Which lines in the material below contain the word "this"? Copy each of them.

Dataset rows
▶

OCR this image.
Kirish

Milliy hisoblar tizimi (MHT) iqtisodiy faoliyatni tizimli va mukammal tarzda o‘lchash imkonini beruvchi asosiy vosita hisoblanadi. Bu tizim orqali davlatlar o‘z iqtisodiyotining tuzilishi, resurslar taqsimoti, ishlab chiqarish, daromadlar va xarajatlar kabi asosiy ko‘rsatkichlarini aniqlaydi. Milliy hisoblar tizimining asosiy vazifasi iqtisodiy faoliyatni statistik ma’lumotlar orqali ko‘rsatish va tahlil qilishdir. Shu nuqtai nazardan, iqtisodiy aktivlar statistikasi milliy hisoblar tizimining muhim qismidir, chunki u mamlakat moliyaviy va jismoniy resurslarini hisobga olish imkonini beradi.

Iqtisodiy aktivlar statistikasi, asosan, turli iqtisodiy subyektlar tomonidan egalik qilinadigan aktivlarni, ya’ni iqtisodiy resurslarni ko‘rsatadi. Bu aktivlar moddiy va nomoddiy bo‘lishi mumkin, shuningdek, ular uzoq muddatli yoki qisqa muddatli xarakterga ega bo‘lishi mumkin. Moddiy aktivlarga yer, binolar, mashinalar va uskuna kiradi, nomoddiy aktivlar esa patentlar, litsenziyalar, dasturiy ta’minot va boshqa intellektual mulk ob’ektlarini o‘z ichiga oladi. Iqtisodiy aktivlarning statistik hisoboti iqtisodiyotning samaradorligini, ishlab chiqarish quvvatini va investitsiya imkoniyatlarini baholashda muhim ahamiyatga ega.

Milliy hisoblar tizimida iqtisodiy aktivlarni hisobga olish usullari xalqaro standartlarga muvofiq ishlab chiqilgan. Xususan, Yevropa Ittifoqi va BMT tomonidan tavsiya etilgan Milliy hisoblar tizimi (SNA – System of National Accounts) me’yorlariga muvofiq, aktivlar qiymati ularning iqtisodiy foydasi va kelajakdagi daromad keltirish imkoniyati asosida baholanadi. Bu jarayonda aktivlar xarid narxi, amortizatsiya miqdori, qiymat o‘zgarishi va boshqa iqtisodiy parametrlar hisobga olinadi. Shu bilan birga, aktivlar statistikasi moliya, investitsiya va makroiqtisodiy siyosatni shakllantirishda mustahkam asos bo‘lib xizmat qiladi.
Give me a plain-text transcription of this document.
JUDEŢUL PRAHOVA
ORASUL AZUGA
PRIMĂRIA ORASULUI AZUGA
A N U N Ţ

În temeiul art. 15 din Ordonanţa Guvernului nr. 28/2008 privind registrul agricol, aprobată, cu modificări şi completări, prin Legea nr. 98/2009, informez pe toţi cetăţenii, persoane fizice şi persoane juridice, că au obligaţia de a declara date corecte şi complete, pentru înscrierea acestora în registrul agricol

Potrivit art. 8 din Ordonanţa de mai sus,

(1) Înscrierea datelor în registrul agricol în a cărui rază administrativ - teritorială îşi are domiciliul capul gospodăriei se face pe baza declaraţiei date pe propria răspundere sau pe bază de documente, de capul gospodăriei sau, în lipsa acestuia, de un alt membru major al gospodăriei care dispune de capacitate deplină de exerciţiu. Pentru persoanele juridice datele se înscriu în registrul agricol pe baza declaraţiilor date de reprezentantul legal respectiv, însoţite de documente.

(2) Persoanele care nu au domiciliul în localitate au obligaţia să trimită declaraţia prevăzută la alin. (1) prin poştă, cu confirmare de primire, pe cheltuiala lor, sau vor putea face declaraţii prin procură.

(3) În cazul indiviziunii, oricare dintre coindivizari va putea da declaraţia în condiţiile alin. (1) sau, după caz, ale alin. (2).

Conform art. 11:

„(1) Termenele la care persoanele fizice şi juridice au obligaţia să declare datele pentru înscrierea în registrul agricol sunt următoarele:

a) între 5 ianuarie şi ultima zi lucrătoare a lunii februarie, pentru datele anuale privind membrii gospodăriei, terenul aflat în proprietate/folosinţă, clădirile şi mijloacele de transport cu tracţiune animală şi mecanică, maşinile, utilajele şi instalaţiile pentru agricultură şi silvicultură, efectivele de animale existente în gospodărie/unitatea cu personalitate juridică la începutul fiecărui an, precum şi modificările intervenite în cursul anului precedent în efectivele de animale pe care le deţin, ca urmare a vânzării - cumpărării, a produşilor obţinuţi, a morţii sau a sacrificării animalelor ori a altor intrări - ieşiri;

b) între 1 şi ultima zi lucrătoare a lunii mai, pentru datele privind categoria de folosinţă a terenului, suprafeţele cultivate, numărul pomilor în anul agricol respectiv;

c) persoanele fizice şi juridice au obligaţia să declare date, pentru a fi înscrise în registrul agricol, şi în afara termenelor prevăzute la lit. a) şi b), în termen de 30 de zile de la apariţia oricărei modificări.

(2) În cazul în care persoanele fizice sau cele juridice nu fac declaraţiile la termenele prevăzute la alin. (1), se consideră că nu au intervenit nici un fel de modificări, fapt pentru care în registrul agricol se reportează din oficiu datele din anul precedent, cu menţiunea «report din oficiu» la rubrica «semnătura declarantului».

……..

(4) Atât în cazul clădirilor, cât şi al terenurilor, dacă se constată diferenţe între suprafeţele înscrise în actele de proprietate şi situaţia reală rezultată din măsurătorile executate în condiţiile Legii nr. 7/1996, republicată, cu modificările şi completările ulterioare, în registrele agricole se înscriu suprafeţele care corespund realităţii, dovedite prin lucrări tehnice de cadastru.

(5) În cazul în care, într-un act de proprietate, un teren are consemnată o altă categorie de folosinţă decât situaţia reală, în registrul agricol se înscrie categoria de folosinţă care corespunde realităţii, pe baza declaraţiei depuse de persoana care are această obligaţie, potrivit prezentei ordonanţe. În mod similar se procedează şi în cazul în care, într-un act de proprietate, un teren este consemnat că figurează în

◀

OUTPUT OF THE TASK
OCR this image.
Give me a plain-text transcription of this document.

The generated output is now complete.